------ TASK DATA ------

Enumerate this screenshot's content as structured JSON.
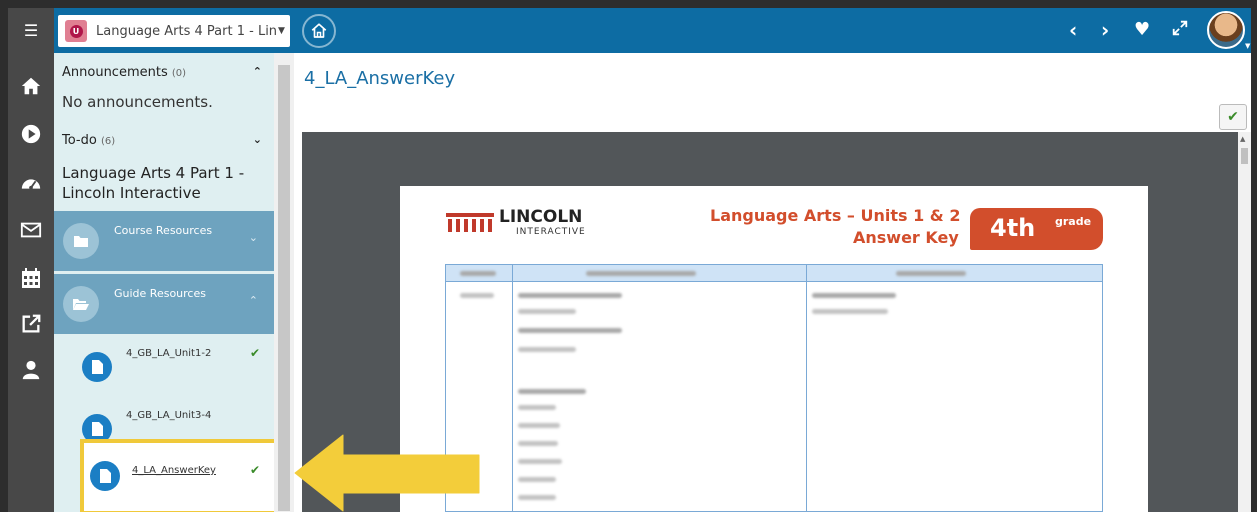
{
  "topbar": {
    "course_select": "Language Arts 4 Part 1 - Linc...",
    "course_logo_letter": "U"
  },
  "icons": {
    "menu": "hamburger-icon",
    "home": "home-icon",
    "prev": "chevron-left-icon",
    "next": "chevron-right-icon",
    "favorite": "heart-icon",
    "expand": "expand-icon"
  },
  "rail": [
    "home-icon",
    "play-icon",
    "dashboard-icon",
    "mail-icon",
    "calendar-icon",
    "external-link-icon",
    "user-icon"
  ],
  "sidebar": {
    "announcements_label": "Announcements",
    "announcements_count": "(0)",
    "announcements_body": "No announcements.",
    "todo_label": "To-do",
    "todo_count": "(6)",
    "course_name": "Language Arts 4 Part 1 - Lincoln Interactive",
    "sections": [
      {
        "label": "Course Resources",
        "expanded": false
      },
      {
        "label": "Guide Resources",
        "expanded": true
      }
    ],
    "items": [
      {
        "label": "4_GB_LA_Unit1-2",
        "completed": true
      },
      {
        "label": "4_GB_LA_Unit3-4",
        "completed": false
      },
      {
        "label": "4_LA_AnswerKey",
        "completed": true
      }
    ]
  },
  "content": {
    "title": "4_LA_AnswerKey"
  },
  "document": {
    "logo_name": "LINCOLN",
    "logo_sub": "INTERACTIVE",
    "title_line1": "Language Arts – Units 1 & 2",
    "title_line2": "Answer Key",
    "grade_big": "4th",
    "grade_small": "grade"
  },
  "colors": {
    "topbar": "#0d6ca3",
    "rail": "#484848",
    "sidebar": "#dfeff1",
    "section": "#6ea3bf",
    "doc_accent": "#d24e2c",
    "highlight": "#f0c93a",
    "check": "#3a8b2a"
  }
}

------

Every record above should come back exactly, but without its pictures.

Enumerate this screenshot's content as structured JSON.
{
  "topbar": {
    "course_select": "Language Arts 4 Part 1 - Linc...",
    "course_logo_letter": "U"
  },
  "icons": {
    "menu": "hamburger-icon",
    "home": "home-icon",
    "prev": "chevron-left-icon",
    "next": "chevron-right-icon",
    "favorite": "heart-icon",
    "expand": "expand-icon"
  },
  "rail": [
    "home-icon",
    "play-icon",
    "dashboard-icon",
    "mail-icon",
    "calendar-icon",
    "external-link-icon",
    "user-icon"
  ],
  "sidebar": {
    "announcements_label": "Announcements",
    "announcements_count": "(0)",
    "announcements_body": "No announcements.",
    "todo_label": "To-do",
    "todo_count": "(6)",
    "course_name": "Language Arts 4 Part 1 - Lincoln Interactive",
    "sections": [
      {
        "label": "Course Resources",
        "expanded": false
      },
      {
        "label": "Guide Resources",
        "expanded": true
      }
    ],
    "items": [
      {
        "label": "4_GB_LA_Unit1-2",
        "completed": true
      },
      {
        "label": "4_GB_LA_Unit3-4",
        "completed": false
      },
      {
        "label": "4_LA_AnswerKey",
        "completed": true
      }
    ]
  },
  "content": {
    "title": "4_LA_AnswerKey"
  },
  "document": {
    "logo_name": "LINCOLN",
    "logo_sub": "INTERACTIVE",
    "title_line1": "Language Arts – Units 1 & 2",
    "title_line2": "Answer Key",
    "grade_big": "4th",
    "grade_small": "grade"
  },
  "colors": {
    "topbar": "#0d6ca3",
    "rail": "#484848",
    "sidebar": "#dfeff1",
    "section": "#6ea3bf",
    "doc_accent": "#d24e2c",
    "highlight": "#f0c93a",
    "check": "#3a8b2a"
  }
}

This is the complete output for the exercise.